* Task requirements: Repeat every record below exactly, omitting any pictures.

--- Exercise inputs ---

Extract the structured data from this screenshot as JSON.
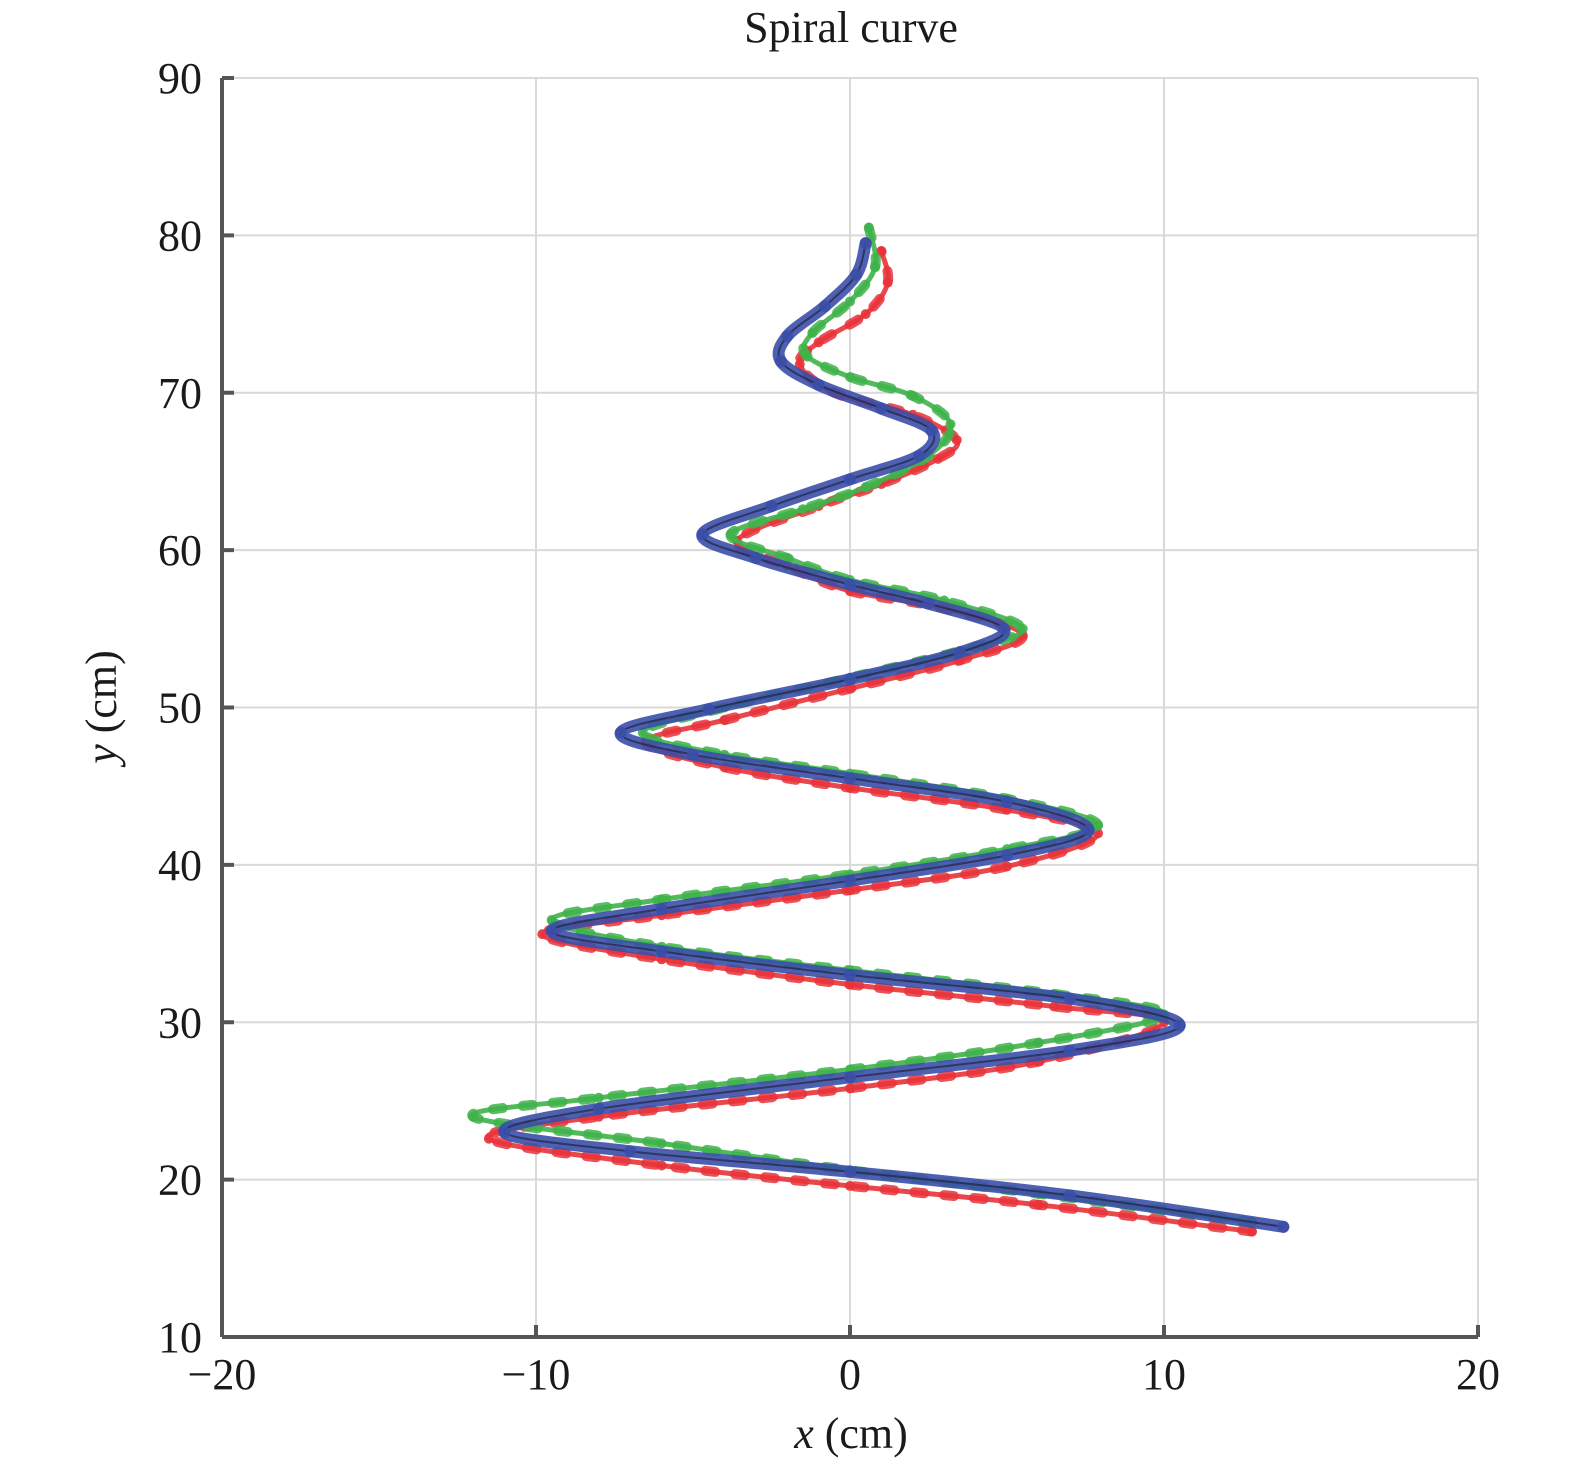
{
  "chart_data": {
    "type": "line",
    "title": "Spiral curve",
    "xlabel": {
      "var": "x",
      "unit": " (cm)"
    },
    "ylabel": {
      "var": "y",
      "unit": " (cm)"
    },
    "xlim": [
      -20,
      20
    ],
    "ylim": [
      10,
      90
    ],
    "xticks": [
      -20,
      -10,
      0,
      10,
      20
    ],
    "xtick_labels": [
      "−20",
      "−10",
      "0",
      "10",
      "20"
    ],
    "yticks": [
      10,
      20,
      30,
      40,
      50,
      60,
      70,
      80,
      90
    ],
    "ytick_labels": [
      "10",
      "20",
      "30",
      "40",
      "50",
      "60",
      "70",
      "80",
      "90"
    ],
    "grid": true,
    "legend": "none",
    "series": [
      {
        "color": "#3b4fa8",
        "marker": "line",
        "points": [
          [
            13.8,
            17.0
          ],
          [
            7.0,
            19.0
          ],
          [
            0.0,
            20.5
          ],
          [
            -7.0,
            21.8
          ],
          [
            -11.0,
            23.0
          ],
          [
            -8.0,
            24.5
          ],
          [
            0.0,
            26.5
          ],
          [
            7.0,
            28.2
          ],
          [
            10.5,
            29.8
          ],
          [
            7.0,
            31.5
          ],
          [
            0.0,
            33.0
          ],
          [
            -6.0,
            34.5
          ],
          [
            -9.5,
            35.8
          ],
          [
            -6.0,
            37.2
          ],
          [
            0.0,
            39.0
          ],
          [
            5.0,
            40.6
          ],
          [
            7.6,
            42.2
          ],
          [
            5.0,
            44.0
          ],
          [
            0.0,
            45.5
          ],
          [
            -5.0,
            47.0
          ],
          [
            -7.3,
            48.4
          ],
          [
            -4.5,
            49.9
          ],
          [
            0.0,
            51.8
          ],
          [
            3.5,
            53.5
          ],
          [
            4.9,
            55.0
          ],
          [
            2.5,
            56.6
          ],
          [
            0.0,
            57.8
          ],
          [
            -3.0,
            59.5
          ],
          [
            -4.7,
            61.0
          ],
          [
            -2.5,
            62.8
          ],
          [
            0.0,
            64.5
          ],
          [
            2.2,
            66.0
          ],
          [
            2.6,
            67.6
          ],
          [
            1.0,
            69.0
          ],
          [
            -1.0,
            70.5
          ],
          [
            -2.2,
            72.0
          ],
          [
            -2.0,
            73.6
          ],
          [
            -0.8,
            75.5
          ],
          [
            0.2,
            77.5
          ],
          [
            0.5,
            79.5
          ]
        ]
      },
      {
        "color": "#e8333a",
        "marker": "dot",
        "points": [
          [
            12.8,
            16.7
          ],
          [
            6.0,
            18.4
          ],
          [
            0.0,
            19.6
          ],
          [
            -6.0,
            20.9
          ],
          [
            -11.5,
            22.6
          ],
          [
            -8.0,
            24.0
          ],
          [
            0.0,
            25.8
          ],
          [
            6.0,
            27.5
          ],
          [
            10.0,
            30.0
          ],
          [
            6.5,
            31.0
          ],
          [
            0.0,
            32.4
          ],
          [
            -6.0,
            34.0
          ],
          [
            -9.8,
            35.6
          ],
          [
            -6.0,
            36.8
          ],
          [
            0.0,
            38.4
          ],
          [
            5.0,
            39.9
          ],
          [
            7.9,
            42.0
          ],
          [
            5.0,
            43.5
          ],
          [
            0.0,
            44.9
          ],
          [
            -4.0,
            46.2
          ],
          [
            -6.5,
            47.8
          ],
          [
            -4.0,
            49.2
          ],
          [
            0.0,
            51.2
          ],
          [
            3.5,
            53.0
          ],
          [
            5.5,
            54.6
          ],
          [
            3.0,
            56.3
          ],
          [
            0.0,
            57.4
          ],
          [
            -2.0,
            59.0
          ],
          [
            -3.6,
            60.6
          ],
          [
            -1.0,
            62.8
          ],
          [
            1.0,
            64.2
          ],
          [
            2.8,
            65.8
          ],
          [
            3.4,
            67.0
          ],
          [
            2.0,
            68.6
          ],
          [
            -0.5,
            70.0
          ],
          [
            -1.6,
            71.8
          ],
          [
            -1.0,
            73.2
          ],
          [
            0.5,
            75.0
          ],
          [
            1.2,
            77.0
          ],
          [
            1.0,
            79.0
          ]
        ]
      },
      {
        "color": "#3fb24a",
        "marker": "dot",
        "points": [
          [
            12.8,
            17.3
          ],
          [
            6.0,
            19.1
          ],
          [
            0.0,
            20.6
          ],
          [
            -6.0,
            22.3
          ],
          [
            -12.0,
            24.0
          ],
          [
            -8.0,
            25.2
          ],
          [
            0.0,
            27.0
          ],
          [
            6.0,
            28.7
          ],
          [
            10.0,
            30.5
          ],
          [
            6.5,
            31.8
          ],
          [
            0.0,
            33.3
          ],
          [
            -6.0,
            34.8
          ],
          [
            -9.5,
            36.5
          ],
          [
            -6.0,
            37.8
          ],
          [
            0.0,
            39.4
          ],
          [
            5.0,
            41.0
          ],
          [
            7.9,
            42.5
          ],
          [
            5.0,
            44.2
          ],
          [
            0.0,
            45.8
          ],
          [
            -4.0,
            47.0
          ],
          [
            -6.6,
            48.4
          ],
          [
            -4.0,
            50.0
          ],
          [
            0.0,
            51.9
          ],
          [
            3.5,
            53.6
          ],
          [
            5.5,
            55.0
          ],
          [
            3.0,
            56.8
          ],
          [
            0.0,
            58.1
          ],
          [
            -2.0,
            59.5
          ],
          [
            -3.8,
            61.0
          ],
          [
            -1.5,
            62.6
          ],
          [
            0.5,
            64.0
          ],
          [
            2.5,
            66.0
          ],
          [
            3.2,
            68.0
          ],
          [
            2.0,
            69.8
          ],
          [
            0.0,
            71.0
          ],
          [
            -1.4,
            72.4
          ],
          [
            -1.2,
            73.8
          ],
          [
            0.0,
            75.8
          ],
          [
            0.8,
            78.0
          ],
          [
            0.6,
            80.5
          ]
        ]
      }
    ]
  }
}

---

* Response:
Extract the structured data from this screenshot as JSON.
{
  "chart_data": {
    "type": "line",
    "title": "Spiral curve",
    "xlabel": {
      "var": "x",
      "unit": " (cm)"
    },
    "ylabel": {
      "var": "y",
      "unit": " (cm)"
    },
    "xlim": [
      -20,
      20
    ],
    "ylim": [
      10,
      90
    ],
    "xticks": [
      -20,
      -10,
      0,
      10,
      20
    ],
    "xtick_labels": [
      "−20",
      "−10",
      "0",
      "10",
      "20"
    ],
    "yticks": [
      10,
      20,
      30,
      40,
      50,
      60,
      70,
      80,
      90
    ],
    "ytick_labels": [
      "10",
      "20",
      "30",
      "40",
      "50",
      "60",
      "70",
      "80",
      "90"
    ],
    "grid": true,
    "legend": "none",
    "series": [
      {
        "color": "#3b4fa8",
        "marker": "line",
        "points": [
          [
            13.8,
            17.0
          ],
          [
            7.0,
            19.0
          ],
          [
            0.0,
            20.5
          ],
          [
            -7.0,
            21.8
          ],
          [
            -11.0,
            23.0
          ],
          [
            -8.0,
            24.5
          ],
          [
            0.0,
            26.5
          ],
          [
            7.0,
            28.2
          ],
          [
            10.5,
            29.8
          ],
          [
            7.0,
            31.5
          ],
          [
            0.0,
            33.0
          ],
          [
            -6.0,
            34.5
          ],
          [
            -9.5,
            35.8
          ],
          [
            -6.0,
            37.2
          ],
          [
            0.0,
            39.0
          ],
          [
            5.0,
            40.6
          ],
          [
            7.6,
            42.2
          ],
          [
            5.0,
            44.0
          ],
          [
            0.0,
            45.5
          ],
          [
            -5.0,
            47.0
          ],
          [
            -7.3,
            48.4
          ],
          [
            -4.5,
            49.9
          ],
          [
            0.0,
            51.8
          ],
          [
            3.5,
            53.5
          ],
          [
            4.9,
            55.0
          ],
          [
            2.5,
            56.6
          ],
          [
            0.0,
            57.8
          ],
          [
            -3.0,
            59.5
          ],
          [
            -4.7,
            61.0
          ],
          [
            -2.5,
            62.8
          ],
          [
            0.0,
            64.5
          ],
          [
            2.2,
            66.0
          ],
          [
            2.6,
            67.6
          ],
          [
            1.0,
            69.0
          ],
          [
            -1.0,
            70.5
          ],
          [
            -2.2,
            72.0
          ],
          [
            -2.0,
            73.6
          ],
          [
            -0.8,
            75.5
          ],
          [
            0.2,
            77.5
          ],
          [
            0.5,
            79.5
          ]
        ]
      },
      {
        "color": "#e8333a",
        "marker": "dot",
        "points": [
          [
            12.8,
            16.7
          ],
          [
            6.0,
            18.4
          ],
          [
            0.0,
            19.6
          ],
          [
            -6.0,
            20.9
          ],
          [
            -11.5,
            22.6
          ],
          [
            -8.0,
            24.0
          ],
          [
            0.0,
            25.8
          ],
          [
            6.0,
            27.5
          ],
          [
            10.0,
            30.0
          ],
          [
            6.5,
            31.0
          ],
          [
            0.0,
            32.4
          ],
          [
            -6.0,
            34.0
          ],
          [
            -9.8,
            35.6
          ],
          [
            -6.0,
            36.8
          ],
          [
            0.0,
            38.4
          ],
          [
            5.0,
            39.9
          ],
          [
            7.9,
            42.0
          ],
          [
            5.0,
            43.5
          ],
          [
            0.0,
            44.9
          ],
          [
            -4.0,
            46.2
          ],
          [
            -6.5,
            47.8
          ],
          [
            -4.0,
            49.2
          ],
          [
            0.0,
            51.2
          ],
          [
            3.5,
            53.0
          ],
          [
            5.5,
            54.6
          ],
          [
            3.0,
            56.3
          ],
          [
            0.0,
            57.4
          ],
          [
            -2.0,
            59.0
          ],
          [
            -3.6,
            60.6
          ],
          [
            -1.0,
            62.8
          ],
          [
            1.0,
            64.2
          ],
          [
            2.8,
            65.8
          ],
          [
            3.4,
            67.0
          ],
          [
            2.0,
            68.6
          ],
          [
            -0.5,
            70.0
          ],
          [
            -1.6,
            71.8
          ],
          [
            -1.0,
            73.2
          ],
          [
            0.5,
            75.0
          ],
          [
            1.2,
            77.0
          ],
          [
            1.0,
            79.0
          ]
        ]
      },
      {
        "color": "#3fb24a",
        "marker": "dot",
        "points": [
          [
            12.8,
            17.3
          ],
          [
            6.0,
            19.1
          ],
          [
            0.0,
            20.6
          ],
          [
            -6.0,
            22.3
          ],
          [
            -12.0,
            24.0
          ],
          [
            -8.0,
            25.2
          ],
          [
            0.0,
            27.0
          ],
          [
            6.0,
            28.7
          ],
          [
            10.0,
            30.5
          ],
          [
            6.5,
            31.8
          ],
          [
            0.0,
            33.3
          ],
          [
            -6.0,
            34.8
          ],
          [
            -9.5,
            36.5
          ],
          [
            -6.0,
            37.8
          ],
          [
            0.0,
            39.4
          ],
          [
            5.0,
            41.0
          ],
          [
            7.9,
            42.5
          ],
          [
            5.0,
            44.2
          ],
          [
            0.0,
            45.8
          ],
          [
            -4.0,
            47.0
          ],
          [
            -6.6,
            48.4
          ],
          [
            -4.0,
            50.0
          ],
          [
            0.0,
            51.9
          ],
          [
            3.5,
            53.6
          ],
          [
            5.5,
            55.0
          ],
          [
            3.0,
            56.8
          ],
          [
            0.0,
            58.1
          ],
          [
            -2.0,
            59.5
          ],
          [
            -3.8,
            61.0
          ],
          [
            -1.5,
            62.6
          ],
          [
            0.5,
            64.0
          ],
          [
            2.5,
            66.0
          ],
          [
            3.2,
            68.0
          ],
          [
            2.0,
            69.8
          ],
          [
            0.0,
            71.0
          ],
          [
            -1.4,
            72.4
          ],
          [
            -1.2,
            73.8
          ],
          [
            0.0,
            75.8
          ],
          [
            0.8,
            78.0
          ],
          [
            0.6,
            80.5
          ]
        ]
      }
    ]
  }
}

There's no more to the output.